Extracted data entries:

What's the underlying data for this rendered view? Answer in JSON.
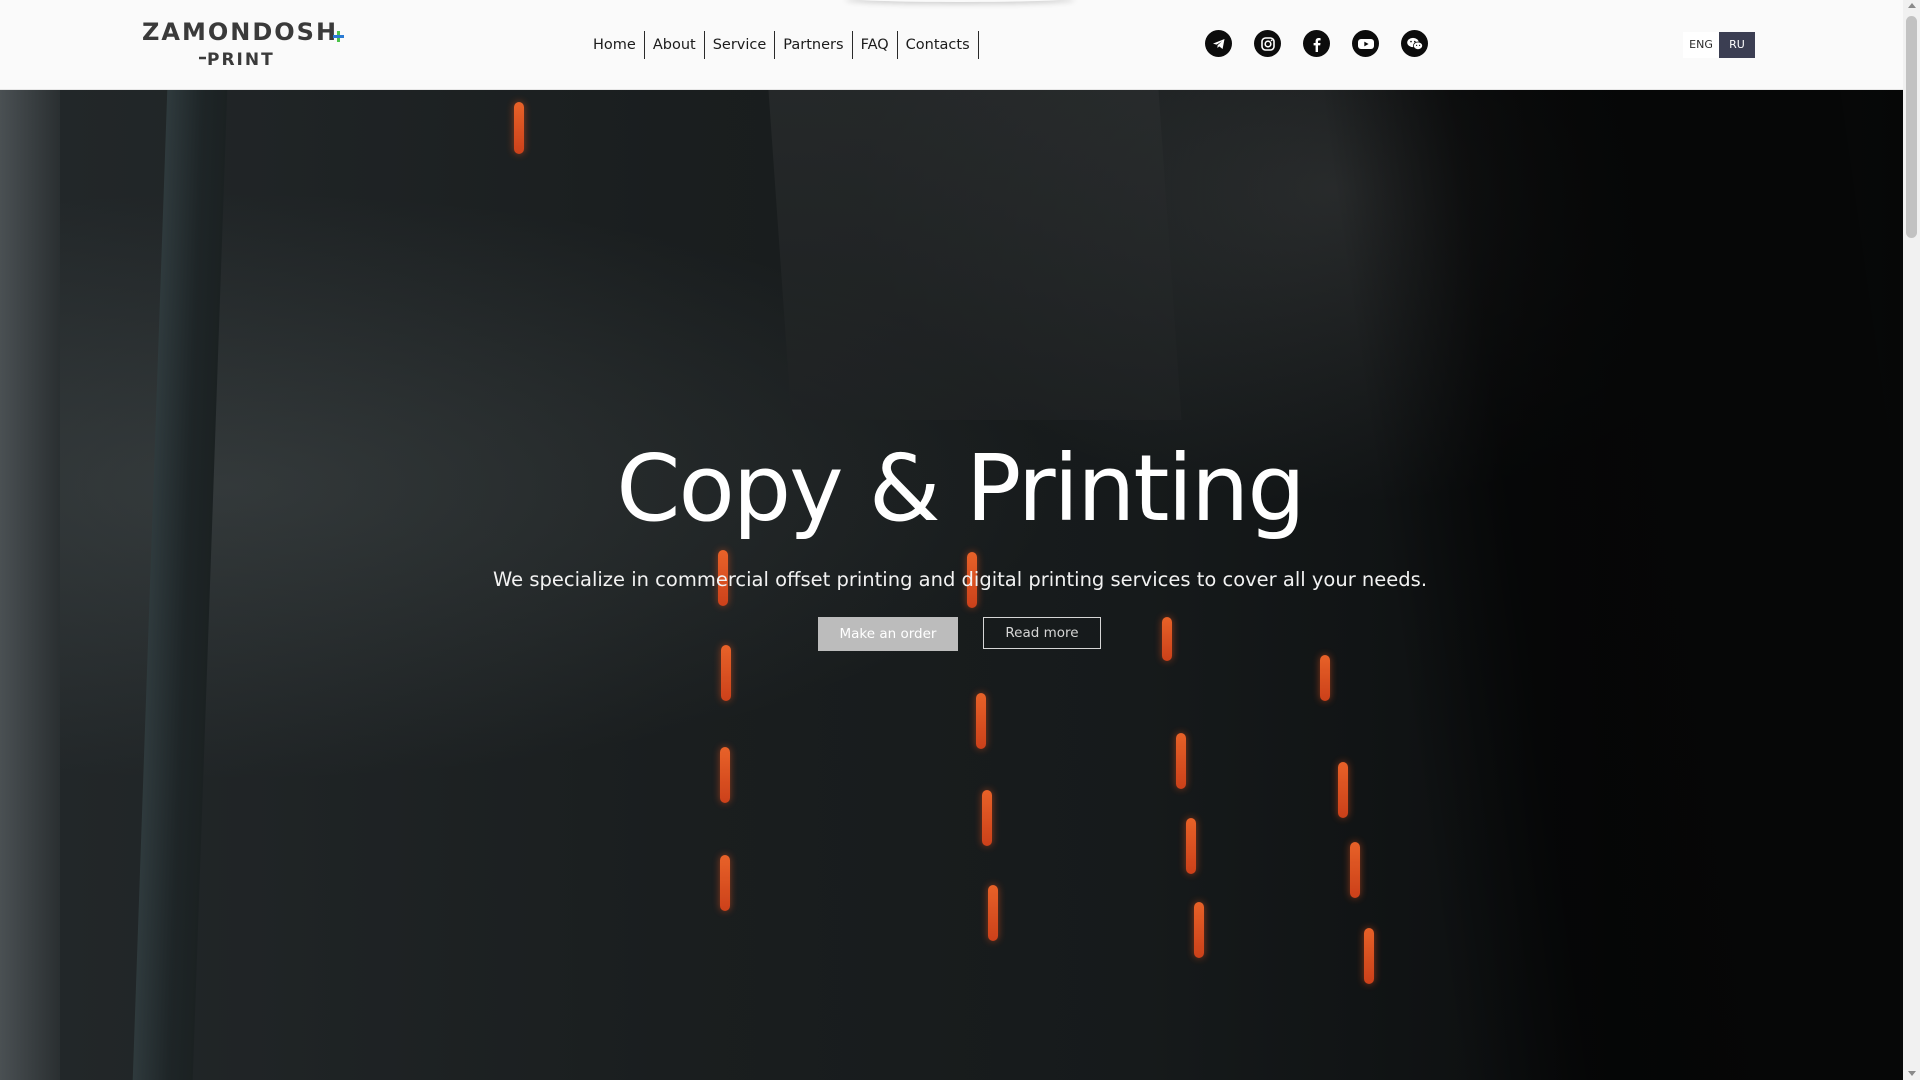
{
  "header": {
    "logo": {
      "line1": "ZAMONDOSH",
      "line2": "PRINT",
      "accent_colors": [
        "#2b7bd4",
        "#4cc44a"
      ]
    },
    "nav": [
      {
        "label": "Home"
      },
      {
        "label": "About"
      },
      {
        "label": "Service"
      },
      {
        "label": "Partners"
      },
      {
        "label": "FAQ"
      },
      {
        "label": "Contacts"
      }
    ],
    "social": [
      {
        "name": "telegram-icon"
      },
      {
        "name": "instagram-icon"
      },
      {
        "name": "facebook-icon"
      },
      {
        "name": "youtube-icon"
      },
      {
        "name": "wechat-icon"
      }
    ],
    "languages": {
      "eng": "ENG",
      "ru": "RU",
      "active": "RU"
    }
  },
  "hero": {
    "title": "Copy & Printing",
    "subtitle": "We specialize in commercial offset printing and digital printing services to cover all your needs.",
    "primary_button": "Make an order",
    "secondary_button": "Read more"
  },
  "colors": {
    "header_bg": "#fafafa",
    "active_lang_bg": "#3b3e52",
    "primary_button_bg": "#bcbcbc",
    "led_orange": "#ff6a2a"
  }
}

Task brief:
Return the full material word for word. Do not include the pictures.

Result for this task:
What's the underlying data for this rendered view? Answer in JSON.
{
  "header": {
    "logo": {
      "line1": "ZAMONDOSH",
      "line2": "PRINT",
      "accent_colors": [
        "#2b7bd4",
        "#4cc44a"
      ]
    },
    "nav": [
      {
        "label": "Home"
      },
      {
        "label": "About"
      },
      {
        "label": "Service"
      },
      {
        "label": "Partners"
      },
      {
        "label": "FAQ"
      },
      {
        "label": "Contacts"
      }
    ],
    "social": [
      {
        "name": "telegram-icon"
      },
      {
        "name": "instagram-icon"
      },
      {
        "name": "facebook-icon"
      },
      {
        "name": "youtube-icon"
      },
      {
        "name": "wechat-icon"
      }
    ],
    "languages": {
      "eng": "ENG",
      "ru": "RU",
      "active": "RU"
    }
  },
  "hero": {
    "title": "Copy & Printing",
    "subtitle": "We specialize in commercial offset printing and digital printing services to cover all your needs.",
    "primary_button": "Make an order",
    "secondary_button": "Read more"
  },
  "colors": {
    "header_bg": "#fafafa",
    "active_lang_bg": "#3b3e52",
    "primary_button_bg": "#bcbcbc",
    "led_orange": "#ff6a2a"
  }
}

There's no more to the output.